═════ Records

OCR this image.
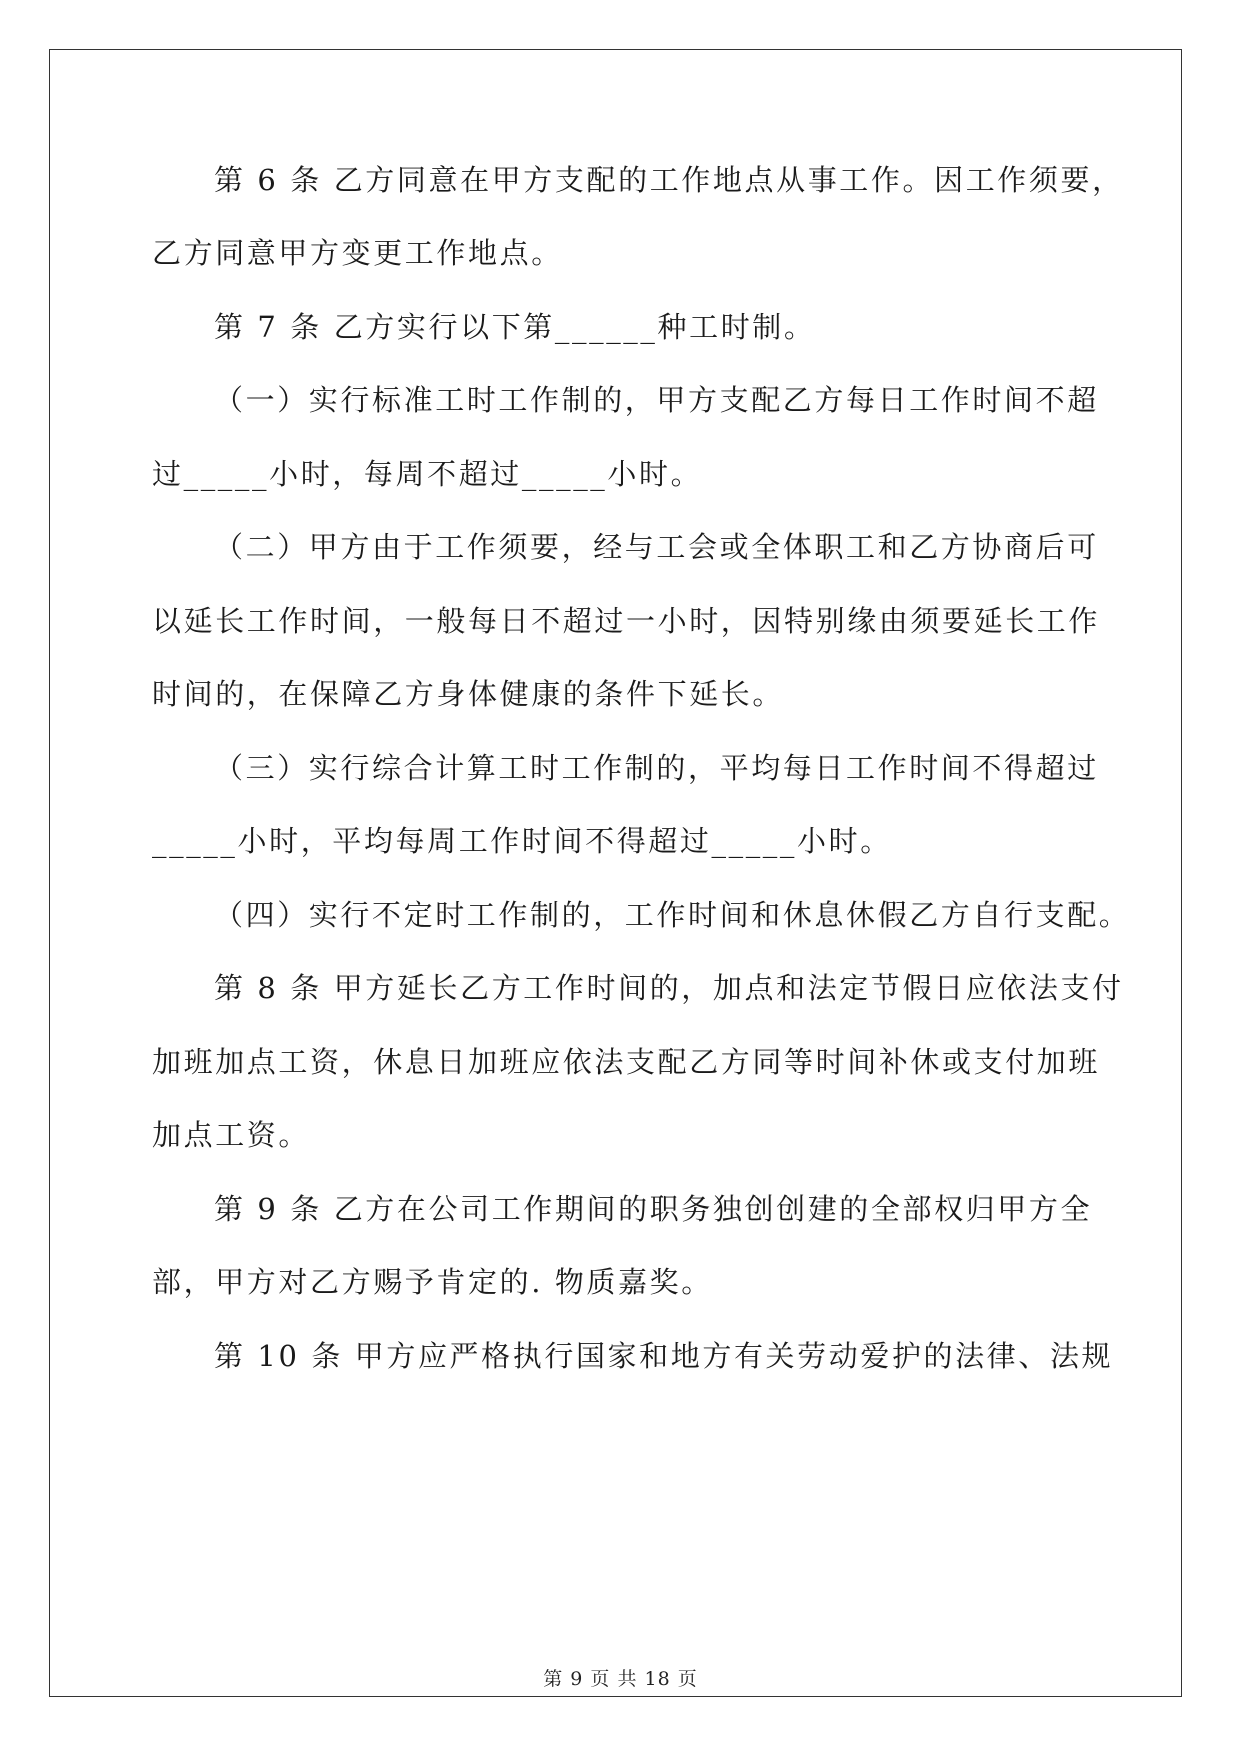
第 6 条 乙方同意在甲方支配的工作地点从事工作。因工作须要，
乙方同意甲方变更工作地点。
第 7 条 乙方实行以下第______种工时制。
（一）实行标准工时工作制的，甲方支配乙方每日工作时间不超
过_____小时，每周不超过_____小时。
（二）甲方由于工作须要，经与工会或全体职工和乙方协商后可
以延长工作时间，一般每日不超过一小时，因特别缘由须要延长工作
时间的，在保障乙方身体健康的条件下延长。
（三）实行综合计算工时工作制的，平均每日工作时间不得超过
_____小时，平均每周工作时间不得超过_____小时。
（四）实行不定时工作制的，工作时间和休息休假乙方自行支配。
第 8 条 甲方延长乙方工作时间的，加点和法定节假日应依法支付
加班加点工资，休息日加班应依法支配乙方同等时间补休或支付加班
加点工资。
第 9 条 乙方在公司工作期间的职务独创创建的全部权归甲方全
部，甲方对乙方赐予肯定的. 物质嘉奖。
第 10 条 甲方应严格执行国家和地方有关劳动爱护的法律、法规
第 9 页 共 18 页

══════════

*Aim of the exercise:*
Write out all the entries word for word, but skip any images.

*Finished answer:*
OCR this image.
第 6 条 乙方同意在甲方支配的工作地点从事工作。因工作须要，
乙方同意甲方变更工作地点。
第 7 条 乙方实行以下第______种工时制。
（一）实行标准工时工作制的，甲方支配乙方每日工作时间不超
过_____小时，每周不超过_____小时。
（二）甲方由于工作须要，经与工会或全体职工和乙方协商后可
以延长工作时间，一般每日不超过一小时，因特别缘由须要延长工作
时间的，在保障乙方身体健康的条件下延长。
（三）实行综合计算工时工作制的，平均每日工作时间不得超过
_____小时，平均每周工作时间不得超过_____小时。
（四）实行不定时工作制的，工作时间和休息休假乙方自行支配。
第 8 条 甲方延长乙方工作时间的，加点和法定节假日应依法支付
加班加点工资，休息日加班应依法支配乙方同等时间补休或支付加班
加点工资。
第 9 条 乙方在公司工作期间的职务独创创建的全部权归甲方全
部，甲方对乙方赐予肯定的. 物质嘉奖。
第 10 条 甲方应严格执行国家和地方有关劳动爱护的法律、法规
第 9 页 共 18 页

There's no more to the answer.